## SHORT EXERCISE
Look through the material below and give the number of lines holding "acceptez", with no other words.

------------------------------------------------------------

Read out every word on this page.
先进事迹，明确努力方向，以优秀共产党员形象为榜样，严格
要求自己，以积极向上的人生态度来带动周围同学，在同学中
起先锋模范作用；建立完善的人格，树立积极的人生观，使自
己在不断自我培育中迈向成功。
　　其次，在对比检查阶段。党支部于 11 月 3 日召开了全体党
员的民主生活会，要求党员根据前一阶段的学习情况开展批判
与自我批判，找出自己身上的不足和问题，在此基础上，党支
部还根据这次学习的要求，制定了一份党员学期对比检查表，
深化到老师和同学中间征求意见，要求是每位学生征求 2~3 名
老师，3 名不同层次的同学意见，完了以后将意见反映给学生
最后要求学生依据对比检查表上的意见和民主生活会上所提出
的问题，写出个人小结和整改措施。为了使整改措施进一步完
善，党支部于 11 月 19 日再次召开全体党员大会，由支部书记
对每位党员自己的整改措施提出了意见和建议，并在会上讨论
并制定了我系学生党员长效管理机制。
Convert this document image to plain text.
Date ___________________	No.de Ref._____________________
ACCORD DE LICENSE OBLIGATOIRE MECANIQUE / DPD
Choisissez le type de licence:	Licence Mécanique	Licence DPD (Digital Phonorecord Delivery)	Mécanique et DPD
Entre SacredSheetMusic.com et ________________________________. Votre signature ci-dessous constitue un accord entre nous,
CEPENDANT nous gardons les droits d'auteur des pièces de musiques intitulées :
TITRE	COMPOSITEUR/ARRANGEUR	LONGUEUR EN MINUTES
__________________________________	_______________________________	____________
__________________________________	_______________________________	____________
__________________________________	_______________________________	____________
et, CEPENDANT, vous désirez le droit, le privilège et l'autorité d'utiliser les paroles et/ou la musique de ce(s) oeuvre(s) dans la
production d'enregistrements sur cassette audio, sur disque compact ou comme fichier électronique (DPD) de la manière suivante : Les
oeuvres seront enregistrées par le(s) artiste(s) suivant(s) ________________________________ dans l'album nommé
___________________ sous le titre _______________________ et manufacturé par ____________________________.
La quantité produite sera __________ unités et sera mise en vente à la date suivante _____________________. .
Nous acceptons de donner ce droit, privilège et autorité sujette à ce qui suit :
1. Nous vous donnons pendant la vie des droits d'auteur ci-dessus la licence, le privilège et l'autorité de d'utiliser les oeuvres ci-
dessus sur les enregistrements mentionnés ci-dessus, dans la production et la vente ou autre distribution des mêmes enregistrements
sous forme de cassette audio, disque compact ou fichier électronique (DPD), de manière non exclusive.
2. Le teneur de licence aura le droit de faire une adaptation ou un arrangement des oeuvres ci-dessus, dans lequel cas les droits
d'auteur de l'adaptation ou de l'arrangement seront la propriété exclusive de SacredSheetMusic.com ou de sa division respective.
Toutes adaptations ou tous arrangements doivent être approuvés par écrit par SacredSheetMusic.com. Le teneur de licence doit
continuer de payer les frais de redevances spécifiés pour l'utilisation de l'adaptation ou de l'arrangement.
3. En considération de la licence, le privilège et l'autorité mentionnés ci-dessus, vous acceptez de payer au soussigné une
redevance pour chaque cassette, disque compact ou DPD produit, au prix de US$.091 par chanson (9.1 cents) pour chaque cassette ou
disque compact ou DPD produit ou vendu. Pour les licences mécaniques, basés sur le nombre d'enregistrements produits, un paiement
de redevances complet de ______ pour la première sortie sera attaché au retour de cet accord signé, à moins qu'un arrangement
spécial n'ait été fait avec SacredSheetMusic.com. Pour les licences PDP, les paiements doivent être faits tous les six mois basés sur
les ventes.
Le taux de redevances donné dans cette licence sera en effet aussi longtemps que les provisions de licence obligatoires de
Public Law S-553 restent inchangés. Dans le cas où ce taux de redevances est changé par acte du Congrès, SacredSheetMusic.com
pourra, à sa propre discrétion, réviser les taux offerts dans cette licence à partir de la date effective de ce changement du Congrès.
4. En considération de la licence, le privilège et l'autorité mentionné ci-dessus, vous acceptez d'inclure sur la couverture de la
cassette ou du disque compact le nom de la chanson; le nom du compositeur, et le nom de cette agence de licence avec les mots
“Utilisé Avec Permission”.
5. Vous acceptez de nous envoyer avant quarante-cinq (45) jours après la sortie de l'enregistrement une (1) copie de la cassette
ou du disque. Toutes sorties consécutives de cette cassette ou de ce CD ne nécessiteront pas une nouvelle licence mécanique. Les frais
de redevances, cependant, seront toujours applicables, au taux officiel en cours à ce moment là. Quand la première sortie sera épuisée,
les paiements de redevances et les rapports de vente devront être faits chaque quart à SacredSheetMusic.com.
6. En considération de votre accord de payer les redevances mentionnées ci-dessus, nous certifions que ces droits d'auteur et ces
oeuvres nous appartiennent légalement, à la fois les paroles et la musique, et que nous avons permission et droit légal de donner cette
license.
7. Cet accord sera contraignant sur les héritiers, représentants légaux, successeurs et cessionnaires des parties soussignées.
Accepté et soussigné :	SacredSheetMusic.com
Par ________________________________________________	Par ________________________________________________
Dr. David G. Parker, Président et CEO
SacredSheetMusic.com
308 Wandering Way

------------------------------------------------------------

## WRITTEN REPLY
3